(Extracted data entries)

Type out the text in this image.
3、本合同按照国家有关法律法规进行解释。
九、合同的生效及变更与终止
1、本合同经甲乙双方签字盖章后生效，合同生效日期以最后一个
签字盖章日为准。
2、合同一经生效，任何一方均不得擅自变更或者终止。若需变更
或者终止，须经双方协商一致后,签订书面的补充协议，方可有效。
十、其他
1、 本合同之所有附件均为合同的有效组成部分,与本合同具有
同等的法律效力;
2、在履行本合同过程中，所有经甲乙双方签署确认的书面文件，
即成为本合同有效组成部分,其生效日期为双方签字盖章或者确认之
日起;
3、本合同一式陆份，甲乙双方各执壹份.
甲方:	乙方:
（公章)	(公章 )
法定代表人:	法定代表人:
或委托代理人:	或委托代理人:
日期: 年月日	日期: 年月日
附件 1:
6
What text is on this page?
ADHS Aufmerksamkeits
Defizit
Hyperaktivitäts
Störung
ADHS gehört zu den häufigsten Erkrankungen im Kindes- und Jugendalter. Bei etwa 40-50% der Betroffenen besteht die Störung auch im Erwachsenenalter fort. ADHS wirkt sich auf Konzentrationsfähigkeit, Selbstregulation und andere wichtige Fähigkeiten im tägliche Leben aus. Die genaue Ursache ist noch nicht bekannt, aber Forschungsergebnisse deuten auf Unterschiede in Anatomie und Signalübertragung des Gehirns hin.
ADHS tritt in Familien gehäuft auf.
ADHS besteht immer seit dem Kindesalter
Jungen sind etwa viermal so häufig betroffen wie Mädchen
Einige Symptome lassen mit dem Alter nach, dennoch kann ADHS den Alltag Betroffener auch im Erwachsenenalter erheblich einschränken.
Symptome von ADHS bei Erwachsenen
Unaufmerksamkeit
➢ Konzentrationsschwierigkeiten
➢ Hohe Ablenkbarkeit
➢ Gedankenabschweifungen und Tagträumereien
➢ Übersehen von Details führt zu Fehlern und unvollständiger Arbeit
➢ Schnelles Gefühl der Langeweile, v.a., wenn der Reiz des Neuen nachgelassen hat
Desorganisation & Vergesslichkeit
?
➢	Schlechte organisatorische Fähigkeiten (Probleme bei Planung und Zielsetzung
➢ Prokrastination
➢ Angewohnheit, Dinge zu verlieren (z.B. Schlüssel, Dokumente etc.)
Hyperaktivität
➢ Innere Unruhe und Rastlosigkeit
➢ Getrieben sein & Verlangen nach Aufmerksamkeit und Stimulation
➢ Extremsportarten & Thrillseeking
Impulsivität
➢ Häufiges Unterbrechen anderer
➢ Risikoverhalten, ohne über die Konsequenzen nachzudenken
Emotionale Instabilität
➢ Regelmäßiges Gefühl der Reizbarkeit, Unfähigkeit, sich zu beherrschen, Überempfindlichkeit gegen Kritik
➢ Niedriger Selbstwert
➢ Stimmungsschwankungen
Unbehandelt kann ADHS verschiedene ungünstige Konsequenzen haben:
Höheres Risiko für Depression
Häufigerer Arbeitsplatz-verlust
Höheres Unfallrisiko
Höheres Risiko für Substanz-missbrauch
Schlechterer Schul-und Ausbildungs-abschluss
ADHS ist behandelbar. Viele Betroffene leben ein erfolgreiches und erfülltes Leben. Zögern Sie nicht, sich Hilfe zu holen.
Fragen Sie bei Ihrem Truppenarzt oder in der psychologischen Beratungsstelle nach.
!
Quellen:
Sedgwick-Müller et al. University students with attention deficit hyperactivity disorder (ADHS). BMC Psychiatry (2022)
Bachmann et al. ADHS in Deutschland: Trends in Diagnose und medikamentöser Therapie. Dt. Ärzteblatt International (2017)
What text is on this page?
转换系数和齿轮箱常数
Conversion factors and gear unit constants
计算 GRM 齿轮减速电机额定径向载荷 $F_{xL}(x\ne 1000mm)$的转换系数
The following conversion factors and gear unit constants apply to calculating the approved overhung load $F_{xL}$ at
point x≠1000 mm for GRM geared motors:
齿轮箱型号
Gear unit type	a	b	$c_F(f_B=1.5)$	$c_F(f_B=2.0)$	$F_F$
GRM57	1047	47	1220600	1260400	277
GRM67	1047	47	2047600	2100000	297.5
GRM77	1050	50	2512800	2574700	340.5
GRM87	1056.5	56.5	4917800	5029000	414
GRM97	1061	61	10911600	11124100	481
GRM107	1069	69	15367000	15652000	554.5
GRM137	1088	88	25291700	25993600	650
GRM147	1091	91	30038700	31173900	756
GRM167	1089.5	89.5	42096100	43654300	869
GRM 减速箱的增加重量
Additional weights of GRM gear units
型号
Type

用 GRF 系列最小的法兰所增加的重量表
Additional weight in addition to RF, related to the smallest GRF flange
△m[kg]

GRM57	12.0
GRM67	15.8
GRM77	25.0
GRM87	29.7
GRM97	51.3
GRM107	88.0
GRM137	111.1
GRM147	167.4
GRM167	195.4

- WORK TO BE COMPLETED: Go through the data and return every record exactly.

- ANSWER TO THE PROBLEM:
Type out the text in this image.
3、本合同按照国家有关法律法规进行解释。
九、合同的生效及变更与终止
1、本合同经甲乙双方签字盖章后生效，合同生效日期以最后一个
签字盖章日为准。
2、合同一经生效，任何一方均不得擅自变更或者终止。若需变更
或者终止，须经双方协商一致后,签订书面的补充协议，方可有效。
十、其他
1、 本合同之所有附件均为合同的有效组成部分,与本合同具有
同等的法律效力;
2、在履行本合同过程中，所有经甲乙双方签署确认的书面文件，
即成为本合同有效组成部分,其生效日期为双方签字盖章或者确认之
日起;
3、本合同一式陆份，甲乙双方各执壹份.
甲方:	乙方:
（公章)	(公章 )
法定代表人:	法定代表人:
或委托代理人:	或委托代理人:
日期: 年月日	日期: 年月日
附件 1:
6
What text is on this page?
ADHS Aufmerksamkeits
Defizit
Hyperaktivitäts
Störung
ADHS gehört zu den häufigsten Erkrankungen im Kindes- und Jugendalter. Bei etwa 40-50% der Betroffenen besteht die Störung auch im Erwachsenenalter fort. ADHS wirkt sich auf Konzentrationsfähigkeit, Selbstregulation und andere wichtige Fähigkeiten im tägliche Leben aus. Die genaue Ursache ist noch nicht bekannt, aber Forschungsergebnisse deuten auf Unterschiede in Anatomie und Signalübertragung des Gehirns hin.
ADHS tritt in Familien gehäuft auf.
ADHS besteht immer seit dem Kindesalter
Jungen sind etwa viermal so häufig betroffen wie Mädchen
Einige Symptome lassen mit dem Alter nach, dennoch kann ADHS den Alltag Betroffener auch im Erwachsenenalter erheblich einschränken.
Symptome von ADHS bei Erwachsenen
Unaufmerksamkeit
➢ Konzentrationsschwierigkeiten
➢ Hohe Ablenkbarkeit
➢ Gedankenabschweifungen und Tagträumereien
➢ Übersehen von Details führt zu Fehlern und unvollständiger Arbeit
➢ Schnelles Gefühl der Langeweile, v.a., wenn der Reiz des Neuen nachgelassen hat
Desorganisation & Vergesslichkeit
?
➢	Schlechte organisatorische Fähigkeiten (Probleme bei Planung und Zielsetzung
➢ Prokrastination
➢ Angewohnheit, Dinge zu verlieren (z.B. Schlüssel, Dokumente etc.)
Hyperaktivität
➢ Innere Unruhe und Rastlosigkeit
➢ Getrieben sein & Verlangen nach Aufmerksamkeit und Stimulation
➢ Extremsportarten & Thrillseeking
Impulsivität
➢ Häufiges Unterbrechen anderer
➢ Risikoverhalten, ohne über die Konsequenzen nachzudenken
Emotionale Instabilität
➢ Regelmäßiges Gefühl der Reizbarkeit, Unfähigkeit, sich zu beherrschen, Überempfindlichkeit gegen Kritik
➢ Niedriger Selbstwert
➢ Stimmungsschwankungen
Unbehandelt kann ADHS verschiedene ungünstige Konsequenzen haben:
Höheres Risiko für Depression
Häufigerer Arbeitsplatz-verlust
Höheres Unfallrisiko
Höheres Risiko für Substanz-missbrauch
Schlechterer Schul-und Ausbildungs-abschluss
ADHS ist behandelbar. Viele Betroffene leben ein erfolgreiches und erfülltes Leben. Zögern Sie nicht, sich Hilfe zu holen.
Fragen Sie bei Ihrem Truppenarzt oder in der psychologischen Beratungsstelle nach.
!
Quellen:
Sedgwick-Müller et al. University students with attention deficit hyperactivity disorder (ADHS). BMC Psychiatry (2022)
Bachmann et al. ADHS in Deutschland: Trends in Diagnose und medikamentöser Therapie. Dt. Ärzteblatt International (2017)
What text is on this page?
转换系数和齿轮箱常数
Conversion factors and gear unit constants
计算 GRM 齿轮减速电机额定径向载荷 $F_{xL}(x\ne 1000mm)$的转换系数
The following conversion factors and gear unit constants apply to calculating the approved overhung load $F_{xL}$ at
point x≠1000 mm for GRM geared motors:
齿轮箱型号
Gear unit type	a	b	$c_F(f_B=1.5)$	$c_F(f_B=2.0)$	$F_F$
GRM57	1047	47	1220600	1260400	277
GRM67	1047	47	2047600	2100000	297.5
GRM77	1050	50	2512800	2574700	340.5
GRM87	1056.5	56.5	4917800	5029000	414
GRM97	1061	61	10911600	11124100	481
GRM107	1069	69	15367000	15652000	554.5
GRM137	1088	88	25291700	25993600	650
GRM147	1091	91	30038700	31173900	756
GRM167	1089.5	89.5	42096100	43654300	869
GRM 减速箱的增加重量
Additional weights of GRM gear units
型号
Type

用 GRF 系列最小的法兰所增加的重量表
Additional weight in addition to RF, related to the smallest GRF flange
△m[kg]

GRM57	12.0
GRM67	15.8
GRM77	25.0
GRM87	29.7
GRM97	51.3
GRM107	88.0
GRM137	111.1
GRM147	167.4
GRM167	195.4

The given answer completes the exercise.